-- Start Extracted information --

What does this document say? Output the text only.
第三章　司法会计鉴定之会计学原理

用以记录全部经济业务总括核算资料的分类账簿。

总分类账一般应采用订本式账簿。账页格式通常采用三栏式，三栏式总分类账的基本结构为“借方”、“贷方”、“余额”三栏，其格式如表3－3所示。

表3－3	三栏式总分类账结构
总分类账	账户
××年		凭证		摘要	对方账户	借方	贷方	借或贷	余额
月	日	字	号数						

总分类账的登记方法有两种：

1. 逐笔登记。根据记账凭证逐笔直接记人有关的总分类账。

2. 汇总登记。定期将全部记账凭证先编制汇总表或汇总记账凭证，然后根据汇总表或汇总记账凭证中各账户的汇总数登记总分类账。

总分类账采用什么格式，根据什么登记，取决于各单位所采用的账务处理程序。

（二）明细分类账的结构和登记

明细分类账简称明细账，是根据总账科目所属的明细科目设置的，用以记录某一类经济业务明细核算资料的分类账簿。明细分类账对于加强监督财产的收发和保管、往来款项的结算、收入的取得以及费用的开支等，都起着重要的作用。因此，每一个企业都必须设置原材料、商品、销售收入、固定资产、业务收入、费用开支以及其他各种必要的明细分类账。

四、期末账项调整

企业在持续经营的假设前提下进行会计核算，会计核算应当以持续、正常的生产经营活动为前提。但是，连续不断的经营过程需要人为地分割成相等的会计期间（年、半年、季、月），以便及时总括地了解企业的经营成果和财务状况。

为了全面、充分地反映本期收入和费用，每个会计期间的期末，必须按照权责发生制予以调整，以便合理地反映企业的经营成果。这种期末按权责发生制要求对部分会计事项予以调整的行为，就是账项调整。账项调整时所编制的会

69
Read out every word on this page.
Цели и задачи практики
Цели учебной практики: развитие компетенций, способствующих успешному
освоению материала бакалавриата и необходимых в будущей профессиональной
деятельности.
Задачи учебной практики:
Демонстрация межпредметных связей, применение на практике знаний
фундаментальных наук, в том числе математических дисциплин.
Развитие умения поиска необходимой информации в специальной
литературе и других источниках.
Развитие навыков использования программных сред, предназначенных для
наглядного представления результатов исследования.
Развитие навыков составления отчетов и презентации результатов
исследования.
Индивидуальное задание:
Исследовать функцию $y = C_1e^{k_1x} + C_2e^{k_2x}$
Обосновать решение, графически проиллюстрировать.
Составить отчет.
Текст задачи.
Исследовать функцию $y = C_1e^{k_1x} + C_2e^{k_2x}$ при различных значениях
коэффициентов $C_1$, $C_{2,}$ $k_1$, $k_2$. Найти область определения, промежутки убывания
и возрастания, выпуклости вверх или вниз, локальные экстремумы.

-- End Extracted information --

#### Exercise:
Show, from the listing above, each line that contains the word "учебной".

#### Answer:
Цели учебной практики: развитие компетенций, способствующих успешному
Задачи учебной практики:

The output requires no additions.